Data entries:
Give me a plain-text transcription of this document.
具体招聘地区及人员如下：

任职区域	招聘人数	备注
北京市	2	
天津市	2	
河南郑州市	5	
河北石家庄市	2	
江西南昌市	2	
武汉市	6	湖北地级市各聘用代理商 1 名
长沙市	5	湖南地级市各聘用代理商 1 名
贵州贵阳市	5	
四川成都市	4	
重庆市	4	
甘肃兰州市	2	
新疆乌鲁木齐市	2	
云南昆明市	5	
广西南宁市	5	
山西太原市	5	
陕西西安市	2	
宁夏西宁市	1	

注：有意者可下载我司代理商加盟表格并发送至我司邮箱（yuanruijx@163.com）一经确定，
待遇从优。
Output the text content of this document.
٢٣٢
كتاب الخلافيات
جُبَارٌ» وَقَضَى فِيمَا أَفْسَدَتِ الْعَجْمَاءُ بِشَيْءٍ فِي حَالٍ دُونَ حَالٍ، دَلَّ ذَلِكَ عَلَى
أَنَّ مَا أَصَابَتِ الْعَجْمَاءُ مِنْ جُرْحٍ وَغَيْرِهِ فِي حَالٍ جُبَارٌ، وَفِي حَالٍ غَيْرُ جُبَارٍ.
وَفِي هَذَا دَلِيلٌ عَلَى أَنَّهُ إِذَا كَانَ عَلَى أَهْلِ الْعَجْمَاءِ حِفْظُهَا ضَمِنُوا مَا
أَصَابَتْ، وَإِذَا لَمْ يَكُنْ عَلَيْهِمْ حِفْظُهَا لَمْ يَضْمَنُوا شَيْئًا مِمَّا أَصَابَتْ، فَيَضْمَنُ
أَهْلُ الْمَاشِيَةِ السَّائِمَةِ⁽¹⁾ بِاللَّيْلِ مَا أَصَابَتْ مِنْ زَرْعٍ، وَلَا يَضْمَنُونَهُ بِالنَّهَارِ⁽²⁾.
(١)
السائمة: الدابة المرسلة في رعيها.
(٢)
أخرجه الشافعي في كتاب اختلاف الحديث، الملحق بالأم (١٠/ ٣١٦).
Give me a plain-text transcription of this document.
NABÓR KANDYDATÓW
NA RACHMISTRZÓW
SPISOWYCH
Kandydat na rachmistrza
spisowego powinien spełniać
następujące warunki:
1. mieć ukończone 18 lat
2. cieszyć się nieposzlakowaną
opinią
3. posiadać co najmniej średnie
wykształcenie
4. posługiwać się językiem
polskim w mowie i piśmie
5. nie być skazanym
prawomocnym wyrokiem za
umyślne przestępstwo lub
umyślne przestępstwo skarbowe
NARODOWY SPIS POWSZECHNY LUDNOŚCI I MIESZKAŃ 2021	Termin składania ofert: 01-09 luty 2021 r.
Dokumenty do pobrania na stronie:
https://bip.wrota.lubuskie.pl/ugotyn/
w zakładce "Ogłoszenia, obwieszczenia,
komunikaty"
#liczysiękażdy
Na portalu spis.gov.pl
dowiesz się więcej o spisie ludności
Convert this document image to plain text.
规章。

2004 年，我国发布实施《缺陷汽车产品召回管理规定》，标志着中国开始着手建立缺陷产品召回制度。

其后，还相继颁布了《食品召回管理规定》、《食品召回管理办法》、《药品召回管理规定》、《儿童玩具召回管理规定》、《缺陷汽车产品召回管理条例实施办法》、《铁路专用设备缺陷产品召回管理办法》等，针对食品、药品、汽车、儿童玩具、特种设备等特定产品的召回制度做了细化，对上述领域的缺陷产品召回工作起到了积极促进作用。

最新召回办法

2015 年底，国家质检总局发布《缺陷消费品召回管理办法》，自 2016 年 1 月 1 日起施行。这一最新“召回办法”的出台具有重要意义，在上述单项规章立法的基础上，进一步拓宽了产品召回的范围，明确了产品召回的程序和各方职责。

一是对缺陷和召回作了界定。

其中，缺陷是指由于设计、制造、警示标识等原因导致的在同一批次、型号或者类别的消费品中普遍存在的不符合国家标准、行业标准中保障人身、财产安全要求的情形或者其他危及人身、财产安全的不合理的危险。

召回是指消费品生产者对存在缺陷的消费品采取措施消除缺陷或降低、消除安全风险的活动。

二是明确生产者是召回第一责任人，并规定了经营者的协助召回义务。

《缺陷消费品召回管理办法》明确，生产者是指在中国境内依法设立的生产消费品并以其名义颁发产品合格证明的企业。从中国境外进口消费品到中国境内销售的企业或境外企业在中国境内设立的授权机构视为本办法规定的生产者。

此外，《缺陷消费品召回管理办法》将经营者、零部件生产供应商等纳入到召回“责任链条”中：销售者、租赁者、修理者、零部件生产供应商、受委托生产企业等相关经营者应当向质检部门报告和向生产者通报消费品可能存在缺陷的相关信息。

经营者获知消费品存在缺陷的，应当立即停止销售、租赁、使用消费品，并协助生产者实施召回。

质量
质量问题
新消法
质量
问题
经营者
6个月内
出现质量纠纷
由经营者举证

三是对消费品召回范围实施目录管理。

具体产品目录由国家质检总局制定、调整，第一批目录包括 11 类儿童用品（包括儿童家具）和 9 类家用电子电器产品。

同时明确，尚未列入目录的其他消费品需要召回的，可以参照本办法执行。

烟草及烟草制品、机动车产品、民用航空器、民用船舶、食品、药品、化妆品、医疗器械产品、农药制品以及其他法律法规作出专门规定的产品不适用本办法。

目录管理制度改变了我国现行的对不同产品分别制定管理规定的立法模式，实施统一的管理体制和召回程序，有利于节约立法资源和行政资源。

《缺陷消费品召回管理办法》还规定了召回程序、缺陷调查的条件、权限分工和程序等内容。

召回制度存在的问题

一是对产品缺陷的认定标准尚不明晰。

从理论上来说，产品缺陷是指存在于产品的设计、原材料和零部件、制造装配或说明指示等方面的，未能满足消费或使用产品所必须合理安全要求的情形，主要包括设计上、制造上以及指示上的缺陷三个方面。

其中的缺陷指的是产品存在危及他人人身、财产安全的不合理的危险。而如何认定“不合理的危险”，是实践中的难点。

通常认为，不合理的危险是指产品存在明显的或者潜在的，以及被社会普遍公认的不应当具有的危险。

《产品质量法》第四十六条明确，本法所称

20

= Task prompt =
What is the number of lines containing "przestępstwo"? Give that number only.

= Answer in full =
2